[Dataset rows for document pages]
▬▬▬

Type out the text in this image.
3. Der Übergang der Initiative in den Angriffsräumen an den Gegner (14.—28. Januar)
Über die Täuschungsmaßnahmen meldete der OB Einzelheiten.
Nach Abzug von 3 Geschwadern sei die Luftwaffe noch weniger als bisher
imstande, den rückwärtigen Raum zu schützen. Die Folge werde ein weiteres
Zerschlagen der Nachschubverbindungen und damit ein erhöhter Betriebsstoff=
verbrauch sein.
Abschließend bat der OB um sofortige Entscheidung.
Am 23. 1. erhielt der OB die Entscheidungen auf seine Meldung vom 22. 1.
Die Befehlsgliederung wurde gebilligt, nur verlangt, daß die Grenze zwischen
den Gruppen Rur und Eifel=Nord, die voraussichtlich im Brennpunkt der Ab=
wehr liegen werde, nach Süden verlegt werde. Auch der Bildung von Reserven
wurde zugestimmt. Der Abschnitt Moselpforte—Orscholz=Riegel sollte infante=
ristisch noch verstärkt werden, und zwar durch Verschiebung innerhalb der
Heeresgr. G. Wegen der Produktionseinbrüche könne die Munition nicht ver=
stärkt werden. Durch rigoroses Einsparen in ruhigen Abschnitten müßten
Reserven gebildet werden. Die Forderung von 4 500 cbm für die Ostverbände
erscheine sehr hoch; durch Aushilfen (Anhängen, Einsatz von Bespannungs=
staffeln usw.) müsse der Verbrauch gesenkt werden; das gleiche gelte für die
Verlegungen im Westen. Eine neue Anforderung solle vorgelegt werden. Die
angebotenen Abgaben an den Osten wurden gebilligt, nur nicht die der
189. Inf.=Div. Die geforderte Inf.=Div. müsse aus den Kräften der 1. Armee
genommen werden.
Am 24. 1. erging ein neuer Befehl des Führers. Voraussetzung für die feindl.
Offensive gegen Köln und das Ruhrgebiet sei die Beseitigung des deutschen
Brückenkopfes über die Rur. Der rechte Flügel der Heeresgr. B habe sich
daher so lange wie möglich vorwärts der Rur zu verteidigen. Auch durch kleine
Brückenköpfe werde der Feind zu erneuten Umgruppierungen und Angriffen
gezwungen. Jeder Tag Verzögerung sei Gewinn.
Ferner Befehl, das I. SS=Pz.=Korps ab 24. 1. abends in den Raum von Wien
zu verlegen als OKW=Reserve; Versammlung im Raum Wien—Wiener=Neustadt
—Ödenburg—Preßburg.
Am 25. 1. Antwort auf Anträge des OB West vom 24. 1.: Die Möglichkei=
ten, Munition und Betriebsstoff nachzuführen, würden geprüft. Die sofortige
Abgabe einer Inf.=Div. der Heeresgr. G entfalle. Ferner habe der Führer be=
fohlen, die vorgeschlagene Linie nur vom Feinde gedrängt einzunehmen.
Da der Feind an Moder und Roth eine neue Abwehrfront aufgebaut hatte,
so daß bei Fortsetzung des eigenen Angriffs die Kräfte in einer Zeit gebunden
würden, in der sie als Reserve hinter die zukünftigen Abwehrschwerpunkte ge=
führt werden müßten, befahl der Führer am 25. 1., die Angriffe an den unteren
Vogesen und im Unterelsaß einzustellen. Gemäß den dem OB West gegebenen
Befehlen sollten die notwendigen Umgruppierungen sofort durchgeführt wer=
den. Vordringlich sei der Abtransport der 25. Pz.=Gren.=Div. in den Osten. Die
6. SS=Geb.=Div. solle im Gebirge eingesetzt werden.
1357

▬▬▬

» **What to produce**
Determine how many lines above contain the word "habe", then give the number by itself.

» **Finished exercise**
2